**Written exercise:** Search the listing for the string "document" and copy every line that contains it.

***** Listed entries *****

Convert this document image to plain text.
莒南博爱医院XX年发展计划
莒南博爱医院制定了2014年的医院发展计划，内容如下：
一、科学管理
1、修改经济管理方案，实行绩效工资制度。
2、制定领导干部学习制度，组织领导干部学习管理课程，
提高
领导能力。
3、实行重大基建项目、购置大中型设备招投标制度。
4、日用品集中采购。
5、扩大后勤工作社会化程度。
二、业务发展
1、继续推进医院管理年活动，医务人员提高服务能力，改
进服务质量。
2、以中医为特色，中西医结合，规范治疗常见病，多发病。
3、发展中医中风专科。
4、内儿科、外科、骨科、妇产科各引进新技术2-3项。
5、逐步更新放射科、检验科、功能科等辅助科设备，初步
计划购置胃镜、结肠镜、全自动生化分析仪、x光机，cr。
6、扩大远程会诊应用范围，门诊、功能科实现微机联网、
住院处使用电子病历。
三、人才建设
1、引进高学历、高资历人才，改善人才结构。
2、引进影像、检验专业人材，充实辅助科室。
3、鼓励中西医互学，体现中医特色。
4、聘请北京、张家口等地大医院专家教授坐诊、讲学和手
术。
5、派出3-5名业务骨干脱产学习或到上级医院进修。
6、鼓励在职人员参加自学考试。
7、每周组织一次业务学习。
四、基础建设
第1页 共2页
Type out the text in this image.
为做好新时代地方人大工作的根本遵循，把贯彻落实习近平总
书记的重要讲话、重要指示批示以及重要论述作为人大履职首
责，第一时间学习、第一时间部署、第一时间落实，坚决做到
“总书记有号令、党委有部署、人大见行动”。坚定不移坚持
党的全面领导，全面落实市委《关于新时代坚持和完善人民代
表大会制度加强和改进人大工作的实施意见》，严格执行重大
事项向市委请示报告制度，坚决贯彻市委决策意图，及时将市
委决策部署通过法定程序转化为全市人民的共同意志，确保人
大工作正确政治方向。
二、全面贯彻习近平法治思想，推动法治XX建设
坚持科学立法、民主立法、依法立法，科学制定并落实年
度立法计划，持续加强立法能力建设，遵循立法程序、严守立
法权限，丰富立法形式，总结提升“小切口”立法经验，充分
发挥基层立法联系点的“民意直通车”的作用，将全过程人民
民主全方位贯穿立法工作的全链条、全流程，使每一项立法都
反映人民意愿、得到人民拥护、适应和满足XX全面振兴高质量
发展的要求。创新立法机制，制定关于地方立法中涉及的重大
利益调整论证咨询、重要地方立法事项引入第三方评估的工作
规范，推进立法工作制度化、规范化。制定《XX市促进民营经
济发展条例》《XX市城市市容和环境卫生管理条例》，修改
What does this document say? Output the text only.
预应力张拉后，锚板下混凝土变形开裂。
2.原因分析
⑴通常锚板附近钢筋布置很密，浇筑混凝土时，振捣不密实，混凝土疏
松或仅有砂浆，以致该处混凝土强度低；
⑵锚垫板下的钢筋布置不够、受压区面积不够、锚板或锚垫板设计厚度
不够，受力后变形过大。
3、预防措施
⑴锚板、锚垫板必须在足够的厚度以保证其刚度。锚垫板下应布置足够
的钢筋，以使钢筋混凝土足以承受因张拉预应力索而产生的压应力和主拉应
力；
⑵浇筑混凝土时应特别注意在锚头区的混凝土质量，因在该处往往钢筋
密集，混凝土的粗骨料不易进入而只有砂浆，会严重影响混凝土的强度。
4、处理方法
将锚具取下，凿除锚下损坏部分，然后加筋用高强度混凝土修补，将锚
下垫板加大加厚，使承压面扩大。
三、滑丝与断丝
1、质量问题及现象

*****

**Response to the task:**
Convert this document image to plain text.
What does this document say? Output the text only.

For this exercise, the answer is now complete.